== INPUT ==

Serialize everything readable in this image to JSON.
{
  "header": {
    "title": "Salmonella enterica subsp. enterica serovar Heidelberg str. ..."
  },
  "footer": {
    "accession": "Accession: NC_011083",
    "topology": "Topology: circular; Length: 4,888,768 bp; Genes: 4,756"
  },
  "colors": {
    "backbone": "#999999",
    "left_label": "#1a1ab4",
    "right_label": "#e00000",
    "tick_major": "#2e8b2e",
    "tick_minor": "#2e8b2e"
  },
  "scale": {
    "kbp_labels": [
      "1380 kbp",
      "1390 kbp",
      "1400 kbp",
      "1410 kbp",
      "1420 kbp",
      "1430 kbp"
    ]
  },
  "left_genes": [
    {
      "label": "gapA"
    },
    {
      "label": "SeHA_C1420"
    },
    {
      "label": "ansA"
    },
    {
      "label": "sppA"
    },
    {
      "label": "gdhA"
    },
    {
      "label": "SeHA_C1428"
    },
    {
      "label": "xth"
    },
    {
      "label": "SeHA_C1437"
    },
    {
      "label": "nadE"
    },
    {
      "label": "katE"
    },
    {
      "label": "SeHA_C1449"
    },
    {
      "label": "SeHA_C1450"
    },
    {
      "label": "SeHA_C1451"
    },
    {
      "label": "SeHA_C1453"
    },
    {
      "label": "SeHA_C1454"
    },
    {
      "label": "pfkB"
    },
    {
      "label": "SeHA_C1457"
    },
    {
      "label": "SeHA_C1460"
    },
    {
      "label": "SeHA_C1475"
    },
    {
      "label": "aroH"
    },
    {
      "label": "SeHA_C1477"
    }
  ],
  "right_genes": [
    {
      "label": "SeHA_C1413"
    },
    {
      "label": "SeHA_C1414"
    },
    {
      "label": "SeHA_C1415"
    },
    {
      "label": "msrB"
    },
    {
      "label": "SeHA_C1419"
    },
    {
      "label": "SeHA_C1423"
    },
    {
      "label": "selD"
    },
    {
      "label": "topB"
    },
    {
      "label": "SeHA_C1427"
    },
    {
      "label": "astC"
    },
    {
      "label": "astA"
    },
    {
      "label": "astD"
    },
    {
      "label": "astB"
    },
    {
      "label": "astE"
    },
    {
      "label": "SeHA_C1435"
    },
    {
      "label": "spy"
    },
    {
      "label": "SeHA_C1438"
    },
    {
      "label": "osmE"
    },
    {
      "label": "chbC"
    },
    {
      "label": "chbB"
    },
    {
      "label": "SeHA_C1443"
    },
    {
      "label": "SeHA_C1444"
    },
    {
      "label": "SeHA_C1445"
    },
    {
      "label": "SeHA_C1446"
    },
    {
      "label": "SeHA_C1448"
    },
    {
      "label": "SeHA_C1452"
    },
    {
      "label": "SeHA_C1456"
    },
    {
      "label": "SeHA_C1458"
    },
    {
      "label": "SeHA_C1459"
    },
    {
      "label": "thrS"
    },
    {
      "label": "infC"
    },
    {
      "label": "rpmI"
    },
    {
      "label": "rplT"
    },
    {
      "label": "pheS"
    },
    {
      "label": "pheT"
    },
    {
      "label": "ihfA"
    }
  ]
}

===

TASK PROMPT: Keep every word the same and copy out all of the entries.

ANSWER SPACE:
Serialize everything readable in this image to JSON.
{
  "header": {
    "title": "Salmonella enterica subsp. enterica serovar Heidelberg str. ..."
  },
  "footer": {
    "accession": "Accession: NC_011083",
    "topology": "Topology: circular; Length: 4,888,768 bp; Genes: 4,756"
  },
  "colors": {
    "backbone": "#999999",
    "left_label": "#1a1ab4",
    "right_label": "#e00000",
    "tick_major": "#2e8b2e",
    "tick_minor": "#2e8b2e"
  },
  "scale": {
    "kbp_labels": [
      "1380 kbp",
      "1390 kbp",
      "1400 kbp",
      "1410 kbp",
      "1420 kbp",
      "1430 kbp"
    ]
  },
  "left_genes": [
    {
      "label": "gapA"
    },
    {
      "label": "SeHA_C1420"
    },
    {
      "label": "ansA"
    },
    {
      "label": "sppA"
    },
    {
      "label": "gdhA"
    },
    {
      "label": "SeHA_C1428"
    },
    {
      "label": "xth"
    },
    {
      "label": "SeHA_C1437"
    },
    {
      "label": "nadE"
    },
    {
      "label": "katE"
    },
    {
      "label": "SeHA_C1449"
    },
    {
      "label": "SeHA_C1450"
    },
    {
      "label": "SeHA_C1451"
    },
    {
      "label": "SeHA_C1453"
    },
    {
      "label": "SeHA_C1454"
    },
    {
      "label": "pfkB"
    },
    {
      "label": "SeHA_C1457"
    },
    {
      "label": "SeHA_C1460"
    },
    {
      "label": "SeHA_C1475"
    },
    {
      "label": "aroH"
    },
    {
      "label": "SeHA_C1477"
    }
  ],
  "right_genes": [
    {
      "label": "SeHA_C1413"
    },
    {
      "label": "SeHA_C1414"
    },
    {
      "label": "SeHA_C1415"
    },
    {
      "label": "msrB"
    },
    {
      "label": "SeHA_C1419"
    },
    {
      "label": "SeHA_C1423"
    },
    {
      "label": "selD"
    },
    {
      "label": "topB"
    },
    {
      "label": "SeHA_C1427"
    },
    {
      "label": "astC"
    },
    {
      "label": "astA"
    },
    {
      "label": "astD"
    },
    {
      "label": "astB"
    },
    {
      "label": "astE"
    },
    {
      "label": "SeHA_C1435"
    },
    {
      "label": "spy"
    },
    {
      "label": "SeHA_C1438"
    },
    {
      "label": "osmE"
    },
    {
      "label": "chbC"
    },
    {
      "label": "chbB"
    },
    {
      "label": "SeHA_C1443"
    },
    {
      "label": "SeHA_C1444"
    },
    {
      "label": "SeHA_C1445"
    },
    {
      "label": "SeHA_C1446"
    },
    {
      "label": "SeHA_C1448"
    },
    {
      "label": "SeHA_C1452"
    },
    {
      "label": "SeHA_C1456"
    },
    {
      "label": "SeHA_C1458"
    },
    {
      "label": "SeHA_C1459"
    },
    {
      "label": "thrS"
    },
    {
      "label": "infC"
    },
    {
      "label": "rpmI"
    },
    {
      "label": "rplT"
    },
    {
      "label": "pheS"
    },
    {
      "label": "pheT"
    },
    {
      "label": "ihfA"
    }
  ]
}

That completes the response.